• **Data to use**
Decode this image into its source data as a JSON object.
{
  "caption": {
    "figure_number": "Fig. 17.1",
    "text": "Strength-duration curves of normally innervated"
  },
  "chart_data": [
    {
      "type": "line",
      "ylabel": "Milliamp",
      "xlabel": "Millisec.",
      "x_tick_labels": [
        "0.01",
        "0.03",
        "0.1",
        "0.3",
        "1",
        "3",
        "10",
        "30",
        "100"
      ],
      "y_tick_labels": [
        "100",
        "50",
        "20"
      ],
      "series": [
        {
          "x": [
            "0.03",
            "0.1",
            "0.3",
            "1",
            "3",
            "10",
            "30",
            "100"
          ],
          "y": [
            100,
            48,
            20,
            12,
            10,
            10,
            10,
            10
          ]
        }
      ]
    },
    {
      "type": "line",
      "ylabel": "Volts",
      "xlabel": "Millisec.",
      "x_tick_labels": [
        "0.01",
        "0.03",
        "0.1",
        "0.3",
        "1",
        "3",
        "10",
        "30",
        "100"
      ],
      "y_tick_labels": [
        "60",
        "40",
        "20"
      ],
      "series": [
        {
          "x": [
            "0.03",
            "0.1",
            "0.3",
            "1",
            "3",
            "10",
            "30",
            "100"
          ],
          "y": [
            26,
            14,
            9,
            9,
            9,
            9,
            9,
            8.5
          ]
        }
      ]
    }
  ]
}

• **What is asked**
Return the entries in full, keeping every line exactly as it is.

• **Task response**
Decode this image into its source data as a JSON object.
{
  "caption": {
    "figure_number": "Fig. 17.1",
    "text": "Strength-duration curves of normally innervated"
  },
  "chart_data": [
    {
      "type": "line",
      "ylabel": "Milliamp",
      "xlabel": "Millisec.",
      "x_tick_labels": [
        "0.01",
        "0.03",
        "0.1",
        "0.3",
        "1",
        "3",
        "10",
        "30",
        "100"
      ],
      "y_tick_labels": [
        "100",
        "50",
        "20"
      ],
      "series": [
        {
          "x": [
            "0.03",
            "0.1",
            "0.3",
            "1",
            "3",
            "10",
            "30",
            "100"
          ],
          "y": [
            100,
            48,
            20,
            12,
            10,
            10,
            10,
            10
          ]
        }
      ]
    },
    {
      "type": "line",
      "ylabel": "Volts",
      "xlabel": "Millisec.",
      "x_tick_labels": [
        "0.01",
        "0.03",
        "0.1",
        "0.3",
        "1",
        "3",
        "10",
        "30",
        "100"
      ],
      "y_tick_labels": [
        "60",
        "40",
        "20"
      ],
      "series": [
        {
          "x": [
            "0.03",
            "0.1",
            "0.3",
            "1",
            "3",
            "10",
            "30",
            "100"
          ],
          "y": [
            26,
            14,
            9,
            9,
            9,
            9,
            9,
            8.5
          ]
        }
      ]
    }
  ]
}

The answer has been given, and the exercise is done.